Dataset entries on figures
════

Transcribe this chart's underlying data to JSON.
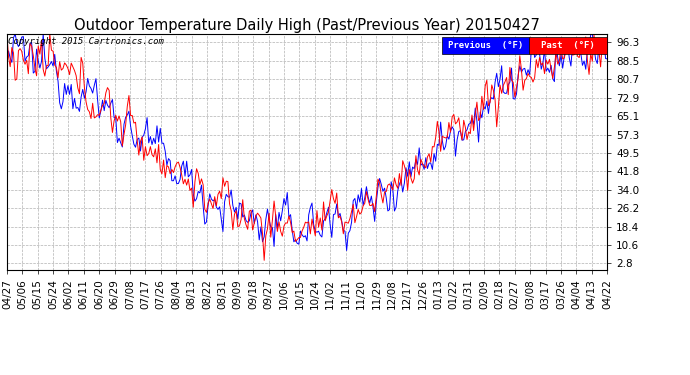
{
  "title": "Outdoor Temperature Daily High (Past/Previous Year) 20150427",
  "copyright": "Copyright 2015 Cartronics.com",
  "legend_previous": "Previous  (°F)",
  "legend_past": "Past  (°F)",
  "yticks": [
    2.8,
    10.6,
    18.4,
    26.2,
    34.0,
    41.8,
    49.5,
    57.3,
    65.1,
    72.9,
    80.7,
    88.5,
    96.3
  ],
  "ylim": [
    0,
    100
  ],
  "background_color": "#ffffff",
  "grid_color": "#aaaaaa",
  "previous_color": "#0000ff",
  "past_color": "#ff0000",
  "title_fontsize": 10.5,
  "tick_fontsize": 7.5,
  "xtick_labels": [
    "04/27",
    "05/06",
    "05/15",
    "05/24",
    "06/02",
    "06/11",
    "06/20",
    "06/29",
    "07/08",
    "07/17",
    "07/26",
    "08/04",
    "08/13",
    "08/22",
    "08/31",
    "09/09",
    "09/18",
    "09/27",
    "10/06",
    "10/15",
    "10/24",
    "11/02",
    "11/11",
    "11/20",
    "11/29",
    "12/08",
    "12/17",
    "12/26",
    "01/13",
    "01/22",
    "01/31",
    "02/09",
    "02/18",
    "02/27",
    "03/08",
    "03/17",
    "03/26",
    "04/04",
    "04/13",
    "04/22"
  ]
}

════

OBJECTIVE:
Nothing in the entries should change as you copy them, except that the pictures are left out.

EXPECTED ANSWER:
Transcribe this chart's underlying data to JSON.
{
  "title": "Outdoor Temperature Daily High (Past/Previous Year) 20150427",
  "copyright": "Copyright 2015 Cartronics.com",
  "legend_previous": "Previous  (°F)",
  "legend_past": "Past  (°F)",
  "yticks": [
    2.8,
    10.6,
    18.4,
    26.2,
    34.0,
    41.8,
    49.5,
    57.3,
    65.1,
    72.9,
    80.7,
    88.5,
    96.3
  ],
  "ylim": [
    0,
    100
  ],
  "background_color": "#ffffff",
  "grid_color": "#aaaaaa",
  "previous_color": "#0000ff",
  "past_color": "#ff0000",
  "title_fontsize": 10.5,
  "tick_fontsize": 7.5,
  "xtick_labels": [
    "04/27",
    "05/06",
    "05/15",
    "05/24",
    "06/02",
    "06/11",
    "06/20",
    "06/29",
    "07/08",
    "07/17",
    "07/26",
    "08/04",
    "08/13",
    "08/22",
    "08/31",
    "09/09",
    "09/18",
    "09/27",
    "10/06",
    "10/15",
    "10/24",
    "11/02",
    "11/11",
    "11/20",
    "11/29",
    "12/08",
    "12/17",
    "12/26",
    "01/13",
    "01/22",
    "01/31",
    "02/09",
    "02/18",
    "02/27",
    "03/08",
    "03/17",
    "03/26",
    "04/04",
    "04/13",
    "04/22"
  ]
}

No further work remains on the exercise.